## Aim
Find each line containing the string "data" and return it.

— Begin Input records —

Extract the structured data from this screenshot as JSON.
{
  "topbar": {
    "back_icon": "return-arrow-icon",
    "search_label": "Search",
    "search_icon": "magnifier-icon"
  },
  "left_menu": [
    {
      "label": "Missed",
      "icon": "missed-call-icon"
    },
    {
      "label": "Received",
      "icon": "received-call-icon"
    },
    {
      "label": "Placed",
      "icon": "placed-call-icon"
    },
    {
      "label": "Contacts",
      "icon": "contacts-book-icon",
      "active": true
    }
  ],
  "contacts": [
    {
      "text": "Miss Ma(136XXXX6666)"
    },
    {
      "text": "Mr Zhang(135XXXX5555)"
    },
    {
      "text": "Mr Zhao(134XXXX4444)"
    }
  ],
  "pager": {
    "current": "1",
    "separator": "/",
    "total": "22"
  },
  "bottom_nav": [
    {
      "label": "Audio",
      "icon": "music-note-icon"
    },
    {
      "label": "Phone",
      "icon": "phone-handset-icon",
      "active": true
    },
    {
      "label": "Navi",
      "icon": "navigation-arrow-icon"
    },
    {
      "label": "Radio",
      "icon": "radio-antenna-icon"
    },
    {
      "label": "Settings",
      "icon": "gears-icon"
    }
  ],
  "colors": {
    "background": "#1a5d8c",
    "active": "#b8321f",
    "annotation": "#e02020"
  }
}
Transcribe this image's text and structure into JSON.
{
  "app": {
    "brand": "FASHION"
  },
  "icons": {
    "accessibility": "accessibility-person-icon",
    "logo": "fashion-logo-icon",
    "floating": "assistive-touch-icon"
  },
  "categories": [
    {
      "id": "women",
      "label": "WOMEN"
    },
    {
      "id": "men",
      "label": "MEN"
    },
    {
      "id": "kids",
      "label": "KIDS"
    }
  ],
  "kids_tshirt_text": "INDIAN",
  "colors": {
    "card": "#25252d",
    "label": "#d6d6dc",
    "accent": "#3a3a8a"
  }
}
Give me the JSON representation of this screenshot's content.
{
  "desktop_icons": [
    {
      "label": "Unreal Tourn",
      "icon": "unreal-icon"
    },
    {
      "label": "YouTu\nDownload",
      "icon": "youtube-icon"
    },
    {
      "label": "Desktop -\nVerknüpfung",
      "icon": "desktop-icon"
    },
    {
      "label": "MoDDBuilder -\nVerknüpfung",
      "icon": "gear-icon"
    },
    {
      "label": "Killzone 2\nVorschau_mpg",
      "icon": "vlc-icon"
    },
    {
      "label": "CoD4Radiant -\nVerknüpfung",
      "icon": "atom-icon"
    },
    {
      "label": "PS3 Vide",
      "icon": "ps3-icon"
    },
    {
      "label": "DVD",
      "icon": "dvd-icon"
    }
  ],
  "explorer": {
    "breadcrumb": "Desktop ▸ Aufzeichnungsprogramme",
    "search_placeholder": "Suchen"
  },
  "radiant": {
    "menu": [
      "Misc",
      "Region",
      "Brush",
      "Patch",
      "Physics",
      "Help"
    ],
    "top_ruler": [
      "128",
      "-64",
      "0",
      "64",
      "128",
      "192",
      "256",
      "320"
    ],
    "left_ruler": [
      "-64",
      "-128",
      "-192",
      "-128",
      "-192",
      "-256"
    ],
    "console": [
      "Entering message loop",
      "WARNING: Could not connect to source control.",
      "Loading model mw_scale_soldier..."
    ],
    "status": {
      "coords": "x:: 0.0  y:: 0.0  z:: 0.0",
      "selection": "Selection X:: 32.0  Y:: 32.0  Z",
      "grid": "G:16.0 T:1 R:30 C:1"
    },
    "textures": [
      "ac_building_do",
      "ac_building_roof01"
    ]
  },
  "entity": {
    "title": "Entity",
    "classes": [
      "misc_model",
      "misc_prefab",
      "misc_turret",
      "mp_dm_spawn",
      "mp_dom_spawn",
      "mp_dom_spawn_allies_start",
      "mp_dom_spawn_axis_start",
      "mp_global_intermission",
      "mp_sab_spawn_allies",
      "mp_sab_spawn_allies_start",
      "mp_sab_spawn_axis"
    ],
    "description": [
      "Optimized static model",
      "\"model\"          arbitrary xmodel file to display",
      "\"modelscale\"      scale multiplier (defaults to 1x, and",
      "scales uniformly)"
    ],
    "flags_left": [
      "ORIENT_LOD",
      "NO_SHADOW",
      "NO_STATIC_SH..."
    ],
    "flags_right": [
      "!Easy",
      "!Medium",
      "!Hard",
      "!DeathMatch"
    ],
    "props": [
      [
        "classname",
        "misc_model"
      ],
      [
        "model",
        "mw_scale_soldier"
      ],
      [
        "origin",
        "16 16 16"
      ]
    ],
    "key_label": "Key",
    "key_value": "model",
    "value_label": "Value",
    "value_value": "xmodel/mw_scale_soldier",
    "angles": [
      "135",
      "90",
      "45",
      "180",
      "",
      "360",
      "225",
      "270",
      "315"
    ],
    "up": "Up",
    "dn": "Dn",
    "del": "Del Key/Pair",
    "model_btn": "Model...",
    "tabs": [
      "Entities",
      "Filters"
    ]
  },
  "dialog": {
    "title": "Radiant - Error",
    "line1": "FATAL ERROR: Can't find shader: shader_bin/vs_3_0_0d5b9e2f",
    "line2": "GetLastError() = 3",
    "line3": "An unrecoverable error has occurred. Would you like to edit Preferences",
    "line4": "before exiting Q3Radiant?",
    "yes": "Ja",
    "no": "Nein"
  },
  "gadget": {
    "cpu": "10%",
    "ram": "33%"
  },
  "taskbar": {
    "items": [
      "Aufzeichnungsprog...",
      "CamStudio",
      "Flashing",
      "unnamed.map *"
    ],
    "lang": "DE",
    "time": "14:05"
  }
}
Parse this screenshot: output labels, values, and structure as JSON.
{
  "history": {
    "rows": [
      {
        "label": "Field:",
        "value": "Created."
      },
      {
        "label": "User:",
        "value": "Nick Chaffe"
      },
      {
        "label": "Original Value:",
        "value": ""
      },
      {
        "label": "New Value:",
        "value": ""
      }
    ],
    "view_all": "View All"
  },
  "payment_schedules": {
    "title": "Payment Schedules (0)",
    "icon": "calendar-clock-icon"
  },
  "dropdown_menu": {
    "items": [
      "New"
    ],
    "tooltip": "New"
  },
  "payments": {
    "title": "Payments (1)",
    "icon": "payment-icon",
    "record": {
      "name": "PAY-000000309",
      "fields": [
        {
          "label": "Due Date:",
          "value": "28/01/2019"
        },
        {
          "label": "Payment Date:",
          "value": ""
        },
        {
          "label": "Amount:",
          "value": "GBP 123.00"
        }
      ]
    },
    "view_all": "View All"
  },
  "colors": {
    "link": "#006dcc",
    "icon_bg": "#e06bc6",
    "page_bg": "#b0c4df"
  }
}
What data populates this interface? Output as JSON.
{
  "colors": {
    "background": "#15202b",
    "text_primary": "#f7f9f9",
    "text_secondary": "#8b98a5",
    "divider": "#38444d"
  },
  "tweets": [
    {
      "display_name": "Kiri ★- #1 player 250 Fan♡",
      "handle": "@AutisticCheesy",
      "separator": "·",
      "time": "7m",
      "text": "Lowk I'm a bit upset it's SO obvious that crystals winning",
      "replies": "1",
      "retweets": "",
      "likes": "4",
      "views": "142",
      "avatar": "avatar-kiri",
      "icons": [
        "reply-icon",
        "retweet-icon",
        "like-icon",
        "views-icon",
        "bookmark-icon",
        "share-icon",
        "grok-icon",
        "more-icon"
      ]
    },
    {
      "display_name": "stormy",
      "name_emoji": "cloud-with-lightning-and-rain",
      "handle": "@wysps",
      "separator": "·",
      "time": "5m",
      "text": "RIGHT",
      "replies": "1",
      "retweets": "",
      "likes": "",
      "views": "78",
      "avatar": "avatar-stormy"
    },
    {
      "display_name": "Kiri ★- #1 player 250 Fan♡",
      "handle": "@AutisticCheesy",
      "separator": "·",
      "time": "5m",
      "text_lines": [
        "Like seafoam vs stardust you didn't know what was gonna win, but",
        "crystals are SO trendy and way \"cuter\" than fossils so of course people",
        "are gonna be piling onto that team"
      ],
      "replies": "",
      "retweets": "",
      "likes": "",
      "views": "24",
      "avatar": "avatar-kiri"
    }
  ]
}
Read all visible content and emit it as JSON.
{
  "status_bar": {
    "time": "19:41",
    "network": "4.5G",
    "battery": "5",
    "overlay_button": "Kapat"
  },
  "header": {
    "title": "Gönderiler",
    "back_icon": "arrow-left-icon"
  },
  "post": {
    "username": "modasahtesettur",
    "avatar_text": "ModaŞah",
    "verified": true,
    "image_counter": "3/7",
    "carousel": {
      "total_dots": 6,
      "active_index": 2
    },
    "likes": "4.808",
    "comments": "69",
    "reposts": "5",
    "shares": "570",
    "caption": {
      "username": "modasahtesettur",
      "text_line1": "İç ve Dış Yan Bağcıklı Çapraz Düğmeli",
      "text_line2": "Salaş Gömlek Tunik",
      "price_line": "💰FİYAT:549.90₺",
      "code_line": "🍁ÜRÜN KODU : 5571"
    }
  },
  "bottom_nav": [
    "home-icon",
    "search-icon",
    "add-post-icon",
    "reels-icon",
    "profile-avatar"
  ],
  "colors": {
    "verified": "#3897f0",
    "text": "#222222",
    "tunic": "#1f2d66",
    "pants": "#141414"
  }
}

— End Input records —

## Task output
Extract the structured data from this screenshot as JSON.
What data populates this interface? Output as JSON.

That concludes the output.